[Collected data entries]
=======

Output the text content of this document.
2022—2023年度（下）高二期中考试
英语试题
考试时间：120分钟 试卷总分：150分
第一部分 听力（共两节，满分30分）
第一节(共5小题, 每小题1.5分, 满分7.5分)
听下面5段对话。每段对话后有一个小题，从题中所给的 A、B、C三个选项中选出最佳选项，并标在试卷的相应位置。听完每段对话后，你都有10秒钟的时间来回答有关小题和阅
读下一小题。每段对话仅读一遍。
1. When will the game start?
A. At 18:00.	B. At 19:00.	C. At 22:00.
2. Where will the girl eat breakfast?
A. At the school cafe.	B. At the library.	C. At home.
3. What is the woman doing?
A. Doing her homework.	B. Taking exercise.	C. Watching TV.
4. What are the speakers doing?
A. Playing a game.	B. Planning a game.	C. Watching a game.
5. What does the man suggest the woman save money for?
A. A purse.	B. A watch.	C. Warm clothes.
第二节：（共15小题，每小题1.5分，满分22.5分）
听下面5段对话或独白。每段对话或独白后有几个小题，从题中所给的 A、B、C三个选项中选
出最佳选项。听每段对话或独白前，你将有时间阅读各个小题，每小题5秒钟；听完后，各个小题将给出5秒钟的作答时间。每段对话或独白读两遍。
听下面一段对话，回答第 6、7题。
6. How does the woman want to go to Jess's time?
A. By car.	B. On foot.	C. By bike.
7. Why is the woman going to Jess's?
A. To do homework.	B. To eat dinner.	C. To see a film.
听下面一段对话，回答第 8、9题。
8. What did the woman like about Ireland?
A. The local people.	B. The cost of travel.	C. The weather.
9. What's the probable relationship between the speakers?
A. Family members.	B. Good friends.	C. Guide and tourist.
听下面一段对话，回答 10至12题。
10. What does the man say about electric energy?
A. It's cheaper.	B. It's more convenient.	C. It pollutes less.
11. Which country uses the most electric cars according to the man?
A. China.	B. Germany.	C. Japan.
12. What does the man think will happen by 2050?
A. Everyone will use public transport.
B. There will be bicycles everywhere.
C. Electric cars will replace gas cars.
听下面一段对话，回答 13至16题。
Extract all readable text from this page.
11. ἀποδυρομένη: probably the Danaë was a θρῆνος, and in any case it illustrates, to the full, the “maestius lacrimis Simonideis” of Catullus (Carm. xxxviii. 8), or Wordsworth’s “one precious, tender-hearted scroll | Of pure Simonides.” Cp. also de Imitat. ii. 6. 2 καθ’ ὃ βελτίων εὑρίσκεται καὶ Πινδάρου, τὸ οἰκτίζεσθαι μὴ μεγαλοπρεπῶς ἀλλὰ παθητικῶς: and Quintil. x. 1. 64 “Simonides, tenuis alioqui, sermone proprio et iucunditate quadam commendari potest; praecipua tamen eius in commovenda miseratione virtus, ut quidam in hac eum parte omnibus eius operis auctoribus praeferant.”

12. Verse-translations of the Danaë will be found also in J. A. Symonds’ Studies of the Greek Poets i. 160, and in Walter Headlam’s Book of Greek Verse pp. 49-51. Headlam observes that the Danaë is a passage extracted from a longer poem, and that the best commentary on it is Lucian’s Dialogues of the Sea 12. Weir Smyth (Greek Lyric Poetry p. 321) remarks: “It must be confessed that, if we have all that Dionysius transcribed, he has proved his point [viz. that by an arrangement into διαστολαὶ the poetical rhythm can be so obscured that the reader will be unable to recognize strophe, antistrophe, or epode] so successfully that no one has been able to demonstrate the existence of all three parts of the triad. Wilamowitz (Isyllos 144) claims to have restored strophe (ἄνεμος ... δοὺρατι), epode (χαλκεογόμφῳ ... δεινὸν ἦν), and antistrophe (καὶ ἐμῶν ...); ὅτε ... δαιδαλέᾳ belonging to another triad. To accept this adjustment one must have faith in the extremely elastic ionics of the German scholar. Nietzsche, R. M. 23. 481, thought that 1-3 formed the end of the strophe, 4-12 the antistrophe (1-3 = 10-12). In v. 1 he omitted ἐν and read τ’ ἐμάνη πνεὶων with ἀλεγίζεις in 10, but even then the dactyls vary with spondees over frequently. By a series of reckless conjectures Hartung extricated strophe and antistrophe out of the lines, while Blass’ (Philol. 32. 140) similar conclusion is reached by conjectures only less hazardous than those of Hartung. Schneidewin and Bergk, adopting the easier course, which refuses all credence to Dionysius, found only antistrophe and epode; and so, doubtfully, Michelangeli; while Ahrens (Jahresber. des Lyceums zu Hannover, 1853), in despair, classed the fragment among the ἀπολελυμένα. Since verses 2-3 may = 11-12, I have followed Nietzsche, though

=======

- Written request: Output the whole listing above again, word for word.

- Solution:
Output the text content of this document.
2022—2023年度（下）高二期中考试
英语试题
考试时间：120分钟 试卷总分：150分
第一部分 听力（共两节，满分30分）
第一节(共5小题, 每小题1.5分, 满分7.5分)
听下面5段对话。每段对话后有一个小题，从题中所给的 A、B、C三个选项中选出最佳选项，并标在试卷的相应位置。听完每段对话后，你都有10秒钟的时间来回答有关小题和阅
读下一小题。每段对话仅读一遍。
1. When will the game start?
A. At 18:00.	B. At 19:00.	C. At 22:00.
2. Where will the girl eat breakfast?
A. At the school cafe.	B. At the library.	C. At home.
3. What is the woman doing?
A. Doing her homework.	B. Taking exercise.	C. Watching TV.
4. What are the speakers doing?
A. Playing a game.	B. Planning a game.	C. Watching a game.
5. What does the man suggest the woman save money for?
A. A purse.	B. A watch.	C. Warm clothes.
第二节：（共15小题，每小题1.5分，满分22.5分）
听下面5段对话或独白。每段对话或独白后有几个小题，从题中所给的 A、B、C三个选项中选
出最佳选项。听每段对话或独白前，你将有时间阅读各个小题，每小题5秒钟；听完后，各个小题将给出5秒钟的作答时间。每段对话或独白读两遍。
听下面一段对话，回答第 6、7题。
6. How does the woman want to go to Jess's time?
A. By car.	B. On foot.	C. By bike.
7. Why is the woman going to Jess's?
A. To do homework.	B. To eat dinner.	C. To see a film.
听下面一段对话，回答第 8、9题。
8. What did the woman like about Ireland?
A. The local people.	B. The cost of travel.	C. The weather.
9. What's the probable relationship between the speakers?
A. Family members.	B. Good friends.	C. Guide and tourist.
听下面一段对话，回答 10至12题。
10. What does the man say about electric energy?
A. It's cheaper.	B. It's more convenient.	C. It pollutes less.
11. Which country uses the most electric cars according to the man?
A. China.	B. Germany.	C. Japan.
12. What does the man think will happen by 2050?
A. Everyone will use public transport.
B. There will be bicycles everywhere.
C. Electric cars will replace gas cars.
听下面一段对话，回答 13至16题。
Extract all readable text from this page.
11. ἀποδυρομένη: probably the Danaë was a θρῆνος, and in any case it illustrates, to the full, the “maestius lacrimis Simonideis” of Catullus (Carm. xxxviii. 8), or Wordsworth’s “one precious, tender-hearted scroll | Of pure Simonides.” Cp. also de Imitat. ii. 6. 2 καθ’ ὃ βελτίων εὑρίσκεται καὶ Πινδάρου, τὸ οἰκτίζεσθαι μὴ μεγαλοπρεπῶς ἀλλὰ παθητικῶς: and Quintil. x. 1. 64 “Simonides, tenuis alioqui, sermone proprio et iucunditate quadam commendari potest; praecipua tamen eius in commovenda miseratione virtus, ut quidam in hac eum parte omnibus eius operis auctoribus praeferant.”

12. Verse-translations of the Danaë will be found also in J. A. Symonds’ Studies of the Greek Poets i. 160, and in Walter Headlam’s Book of Greek Verse pp. 49-51. Headlam observes that the Danaë is a passage extracted from a longer poem, and that the best commentary on it is Lucian’s Dialogues of the Sea 12. Weir Smyth (Greek Lyric Poetry p. 321) remarks: “It must be confessed that, if we have all that Dionysius transcribed, he has proved his point [viz. that by an arrangement into διαστολαὶ the poetical rhythm can be so obscured that the reader will be unable to recognize strophe, antistrophe, or epode] so successfully that no one has been able to demonstrate the existence of all three parts of the triad. Wilamowitz (Isyllos 144) claims to have restored strophe (ἄνεμος ... δοὺρατι), epode (χαλκεογόμφῳ ... δεινὸν ἦν), and antistrophe (καὶ ἐμῶν ...); ὅτε ... δαιδαλέᾳ belonging to another triad. To accept this adjustment one must have faith in the extremely elastic ionics of the German scholar. Nietzsche, R. M. 23. 481, thought that 1-3 formed the end of the strophe, 4-12 the antistrophe (1-3 = 10-12). In v. 1 he omitted ἐν and read τ’ ἐμάνη πνεὶων with ἀλεγίζεις in 10, but even then the dactyls vary with spondees over frequently. By a series of reckless conjectures Hartung extricated strophe and antistrophe out of the lines, while Blass’ (Philol. 32. 140) similar conclusion is reached by conjectures only less hazardous than those of Hartung. Schneidewin and Bergk, adopting the easier course, which refuses all credence to Dionysius, found only antistrophe and epode; and so, doubtfully, Michelangeli; while Ahrens (Jahresber. des Lyceums zu Hannover, 1853), in despair, classed the fragment among the ἀπολελυμένα. Since verses 2-3 may = 11-12, I have followed Nietzsche, though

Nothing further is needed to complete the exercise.